▶ _OBJECTIVE_:
Identify each line holding the string "Drijven" and copy it.
─── EXTRACTED RECORDS
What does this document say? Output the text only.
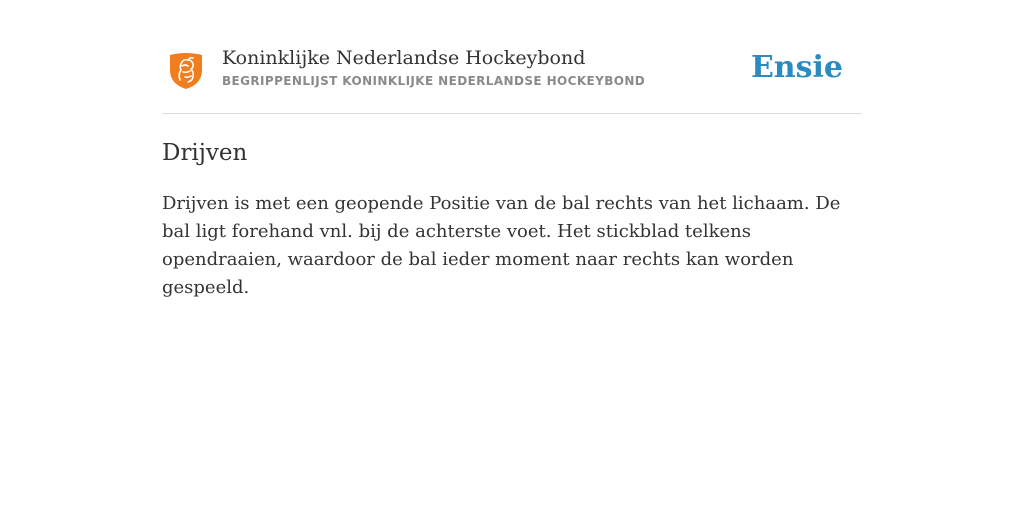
Koninklijke Nederlandse Hockeybond
BEGRIPPENLIJST KONINKLIJKE NEDERLANDSE HOCKEYBOND	Ensie
Drijven

Drijven is met een geopende Positie van de bal rechts van het lichaam. De bal ligt forehand vnl. bij de achterste voet. Het stickblad telkens opendraaien, waardoor de bal ieder moment naar rechts kan worden gespeeld.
──────
▶ _EXERCISE ANSWER_:
Drijven
Drijven is met een geopende Positie van de bal rechts van het lichaam. De bal ligt forehand vnl. bij de achterste voet. Het stickblad telkens opendraaien, waardoor de bal ieder moment naar rechts kan worden gespeeld.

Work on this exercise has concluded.